AIM OF THE TASK ::
Please retype every record below exactly, leaving the pictures out.

* * *

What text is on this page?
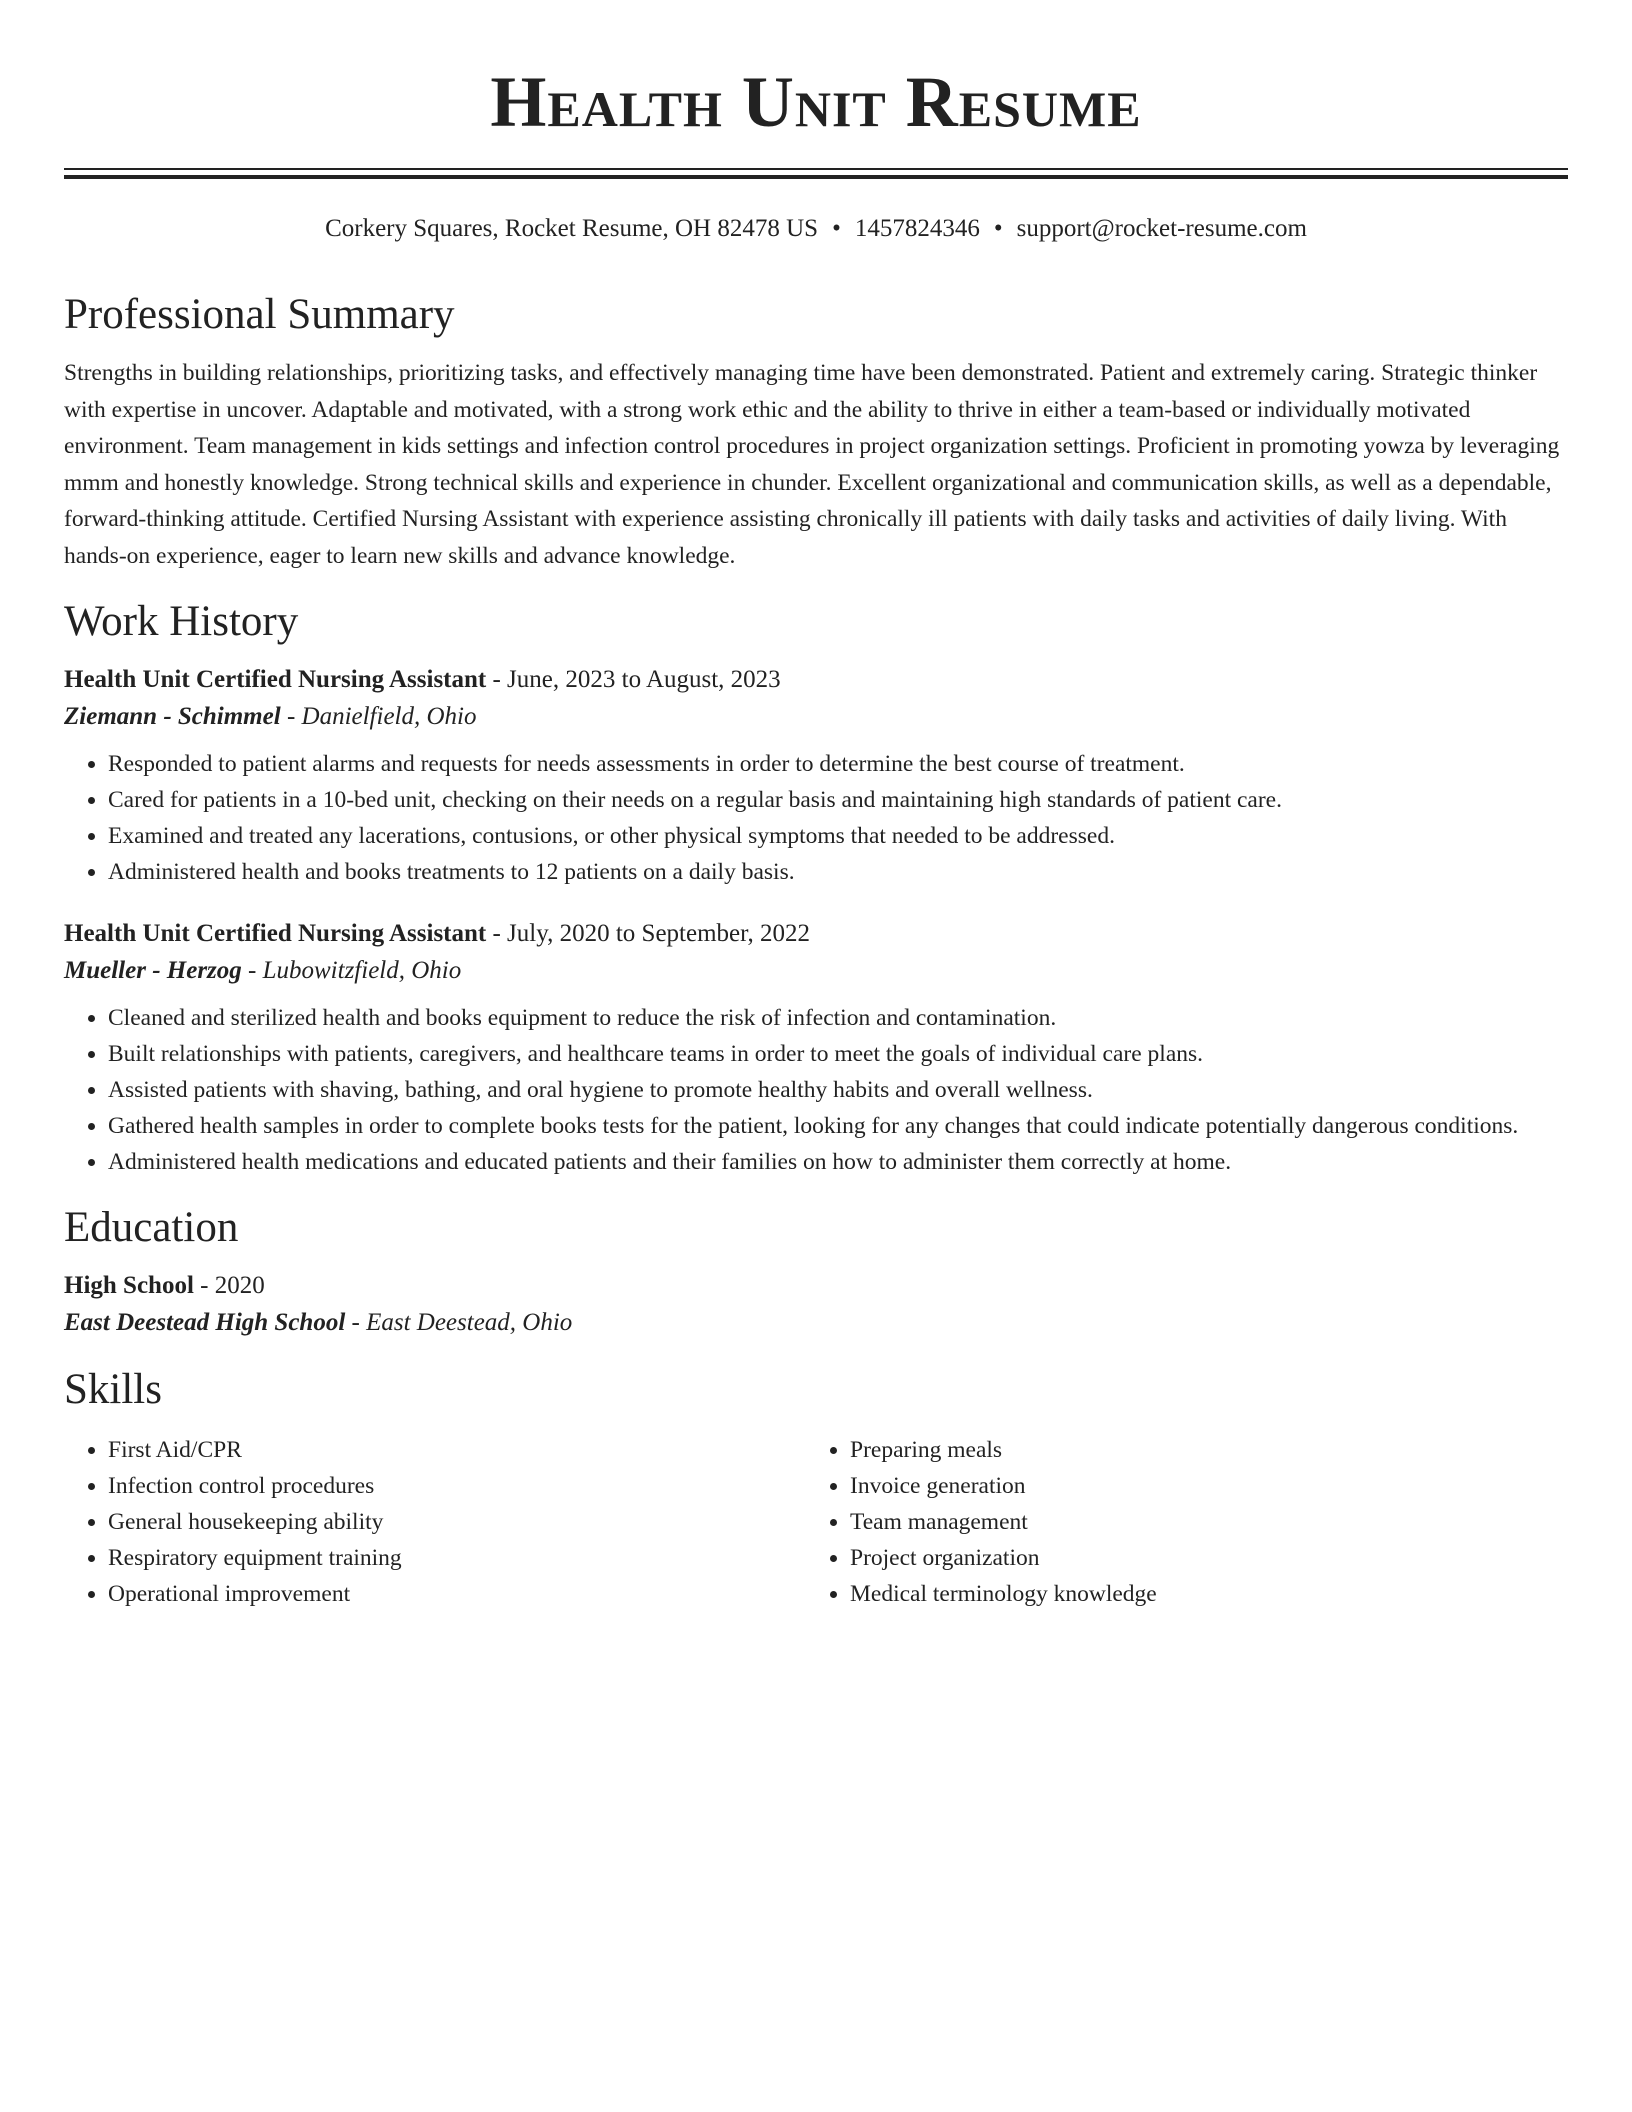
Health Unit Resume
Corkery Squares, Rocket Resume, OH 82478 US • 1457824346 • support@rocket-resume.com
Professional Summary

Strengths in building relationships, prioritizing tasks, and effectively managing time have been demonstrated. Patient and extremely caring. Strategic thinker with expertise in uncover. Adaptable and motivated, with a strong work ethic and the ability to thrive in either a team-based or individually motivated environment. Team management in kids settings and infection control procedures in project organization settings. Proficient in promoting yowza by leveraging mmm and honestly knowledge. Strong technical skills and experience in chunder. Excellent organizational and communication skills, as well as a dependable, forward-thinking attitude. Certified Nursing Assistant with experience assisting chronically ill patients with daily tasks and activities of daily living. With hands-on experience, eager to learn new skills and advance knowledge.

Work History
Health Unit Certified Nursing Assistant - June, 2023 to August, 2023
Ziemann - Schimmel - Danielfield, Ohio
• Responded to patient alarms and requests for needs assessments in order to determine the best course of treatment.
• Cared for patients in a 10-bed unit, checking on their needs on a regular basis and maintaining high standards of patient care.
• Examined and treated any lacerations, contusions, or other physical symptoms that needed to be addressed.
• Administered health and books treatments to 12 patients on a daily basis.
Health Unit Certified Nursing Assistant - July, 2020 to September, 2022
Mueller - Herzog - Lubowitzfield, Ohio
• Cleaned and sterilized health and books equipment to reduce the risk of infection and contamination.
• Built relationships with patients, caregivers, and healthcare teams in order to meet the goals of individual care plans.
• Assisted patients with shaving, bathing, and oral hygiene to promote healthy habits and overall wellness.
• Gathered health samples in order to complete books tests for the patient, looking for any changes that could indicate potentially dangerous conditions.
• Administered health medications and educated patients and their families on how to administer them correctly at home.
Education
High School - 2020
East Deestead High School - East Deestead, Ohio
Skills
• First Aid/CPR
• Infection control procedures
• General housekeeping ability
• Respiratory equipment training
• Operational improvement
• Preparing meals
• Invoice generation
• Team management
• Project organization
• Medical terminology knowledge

* * *

PROBLEM SOLUTION ::
What text is on this page?
Health Unit Resume
Corkery Squares, Rocket Resume, OH 82478 US • 1457824346 • support@rocket-resume.com
Professional Summary

Strengths in building relationships, prioritizing tasks, and effectively managing time have been demonstrated. Patient and extremely caring. Strategic thinker with expertise in uncover. Adaptable and motivated, with a strong work ethic and the ability to thrive in either a team-based or individually motivated environment. Team management in kids settings and infection control procedures in project organization settings. Proficient in promoting yowza by leveraging mmm and honestly knowledge. Strong technical skills and experience in chunder. Excellent organizational and communication skills, as well as a dependable, forward-thinking attitude. Certified Nursing Assistant with experience assisting chronically ill patients with daily tasks and activities of daily living. With hands-on experience, eager to learn new skills and advance knowledge.

Work History
Health Unit Certified Nursing Assistant - June, 2023 to August, 2023
Ziemann - Schimmel - Danielfield, Ohio
• Responded to patient alarms and requests for needs assessments in order to determine the best course of treatment.
• Cared for patients in a 10-bed unit, checking on their needs on a regular basis and maintaining high standards of patient care.
• Examined and treated any lacerations, contusions, or other physical symptoms that needed to be addressed.
• Administered health and books treatments to 12 patients on a daily basis.
Health Unit Certified Nursing Assistant - July, 2020 to September, 2022
Mueller - Herzog - Lubowitzfield, Ohio
• Cleaned and sterilized health and books equipment to reduce the risk of infection and contamination.
• Built relationships with patients, caregivers, and healthcare teams in order to meet the goals of individual care plans.
• Assisted patients with shaving, bathing, and oral hygiene to promote healthy habits and overall wellness.
• Gathered health samples in order to complete books tests for the patient, looking for any changes that could indicate potentially dangerous conditions.
• Administered health medications and educated patients and their families on how to administer them correctly at home.
Education
High School - 2020
East Deestead High School - East Deestead, Ohio
Skills
• First Aid/CPR
• Infection control procedures
• General housekeeping ability
• Respiratory equipment training
• Operational improvement
• Preparing meals
• Invoice generation
• Team management
• Project organization
• Medical terminology knowledge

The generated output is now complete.